GIVEN EXERCISE
Repeat the material verbatim. Images are excluded from the copy.

RECORDS PROVIDED
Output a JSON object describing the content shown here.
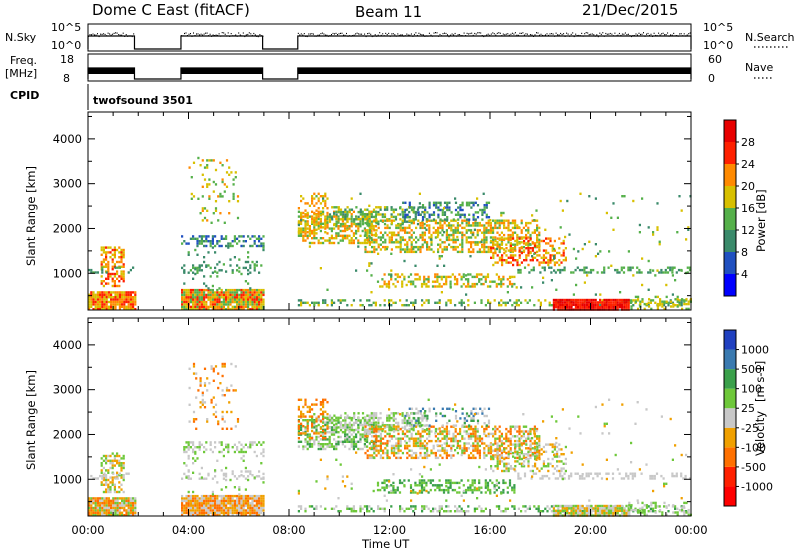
{
  "header": {
    "title": "Dome C East (fitACF)",
    "beam": "Beam 11",
    "date": "21/Dec/2015"
  },
  "top_panels": {
    "nsky_label": "N.Sky",
    "nsky_ticks": [
      "10^5",
      "10^0"
    ],
    "nsearch_label": "N.Search",
    "nsearch_ticks": [
      "10^5",
      "10^0"
    ],
    "freq_label_1": "Freq.",
    "freq_label_2": "[MHz]",
    "freq_ticks": [
      "18",
      "8"
    ],
    "nave_label": "Nave",
    "nave_ticks": [
      "60",
      "0"
    ],
    "cpid_label": "CPID",
    "cpid_value": "twofsound 3501"
  },
  "chart_data": [
    {
      "type": "heatmap",
      "panel": "power",
      "xlabel": "",
      "ylabel": "Slant Range [km]",
      "x_ticks": [
        "00:00",
        "04:00",
        "08:00",
        "12:00",
        "16:00",
        "20:00",
        "00:00"
      ],
      "x_range_hours": [
        0,
        24
      ],
      "y_ticks": [
        "1000",
        "2000",
        "3000",
        "4000"
      ],
      "y_range_km": [
        180,
        4600
      ],
      "colorbar_label": "Power [dB]",
      "colorbar_ticks": [
        "4",
        "8",
        "12",
        "16",
        "20",
        "24",
        "28"
      ],
      "colorbar_range": [
        0,
        32
      ],
      "colors": [
        "#0000ff",
        "#2050c0",
        "#3a8a6a",
        "#55b04a",
        "#d8c000",
        "#ff8a00",
        "#ff2000",
        "#e80000"
      ],
      "data_gaps_hours": [
        [
          1.85,
          3.7
        ],
        [
          6.95,
          8.35
        ]
      ]
    },
    {
      "type": "heatmap",
      "panel": "velocity",
      "xlabel": "Time UT",
      "ylabel": "Slant Range [km]",
      "x_ticks": [
        "00:00",
        "04:00",
        "08:00",
        "12:00",
        "16:00",
        "20:00",
        "00:00"
      ],
      "x_range_hours": [
        0,
        24
      ],
      "y_ticks": [
        "1000",
        "2000",
        "3000",
        "4000"
      ],
      "y_range_km": [
        180,
        4600
      ],
      "colorbar_label": "Velocity",
      "colorbar_unit": "[m s-1]",
      "colorbar_ticks": [
        "1000",
        "500",
        "100",
        "25",
        "-25",
        "-100",
        "-500",
        "-1000"
      ],
      "colors": [
        "#2040c0",
        "#3a7ab0",
        "#3aa04a",
        "#6ec83a",
        "#c8c8c8",
        "#f0a000",
        "#ff7000",
        "#ff2000",
        "#ff0000"
      ],
      "data_gaps_hours": [
        [
          1.85,
          3.7
        ],
        [
          6.95,
          8.35
        ]
      ]
    }
  ]
}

SOLVED PROBLEM
Output a JSON object describing the content shown here.
{
  "header": {
    "title": "Dome C East (fitACF)",
    "beam": "Beam 11",
    "date": "21/Dec/2015"
  },
  "top_panels": {
    "nsky_label": "N.Sky",
    "nsky_ticks": [
      "10^5",
      "10^0"
    ],
    "nsearch_label": "N.Search",
    "nsearch_ticks": [
      "10^5",
      "10^0"
    ],
    "freq_label_1": "Freq.",
    "freq_label_2": "[MHz]",
    "freq_ticks": [
      "18",
      "8"
    ],
    "nave_label": "Nave",
    "nave_ticks": [
      "60",
      "0"
    ],
    "cpid_label": "CPID",
    "cpid_value": "twofsound 3501"
  },
  "chart_data": [
    {
      "type": "heatmap",
      "panel": "power",
      "xlabel": "",
      "ylabel": "Slant Range [km]",
      "x_ticks": [
        "00:00",
        "04:00",
        "08:00",
        "12:00",
        "16:00",
        "20:00",
        "00:00"
      ],
      "x_range_hours": [
        0,
        24
      ],
      "y_ticks": [
        "1000",
        "2000",
        "3000",
        "4000"
      ],
      "y_range_km": [
        180,
        4600
      ],
      "colorbar_label": "Power [dB]",
      "colorbar_ticks": [
        "4",
        "8",
        "12",
        "16",
        "20",
        "24",
        "28"
      ],
      "colorbar_range": [
        0,
        32
      ],
      "colors": [
        "#0000ff",
        "#2050c0",
        "#3a8a6a",
        "#55b04a",
        "#d8c000",
        "#ff8a00",
        "#ff2000",
        "#e80000"
      ],
      "data_gaps_hours": [
        [
          1.85,
          3.7
        ],
        [
          6.95,
          8.35
        ]
      ]
    },
    {
      "type": "heatmap",
      "panel": "velocity",
      "xlabel": "Time UT",
      "ylabel": "Slant Range [km]",
      "x_ticks": [
        "00:00",
        "04:00",
        "08:00",
        "12:00",
        "16:00",
        "20:00",
        "00:00"
      ],
      "x_range_hours": [
        0,
        24
      ],
      "y_ticks": [
        "1000",
        "2000",
        "3000",
        "4000"
      ],
      "y_range_km": [
        180,
        4600
      ],
      "colorbar_label": "Velocity",
      "colorbar_unit": "[m s-1]",
      "colorbar_ticks": [
        "1000",
        "500",
        "100",
        "25",
        "-25",
        "-100",
        "-500",
        "-1000"
      ],
      "colors": [
        "#2040c0",
        "#3a7ab0",
        "#3aa04a",
        "#6ec83a",
        "#c8c8c8",
        "#f0a000",
        "#ff7000",
        "#ff2000",
        "#ff0000"
      ],
      "data_gaps_hours": [
        [
          1.85,
          3.7
        ],
        [
          6.95,
          8.35
        ]
      ]
    }
  ]
}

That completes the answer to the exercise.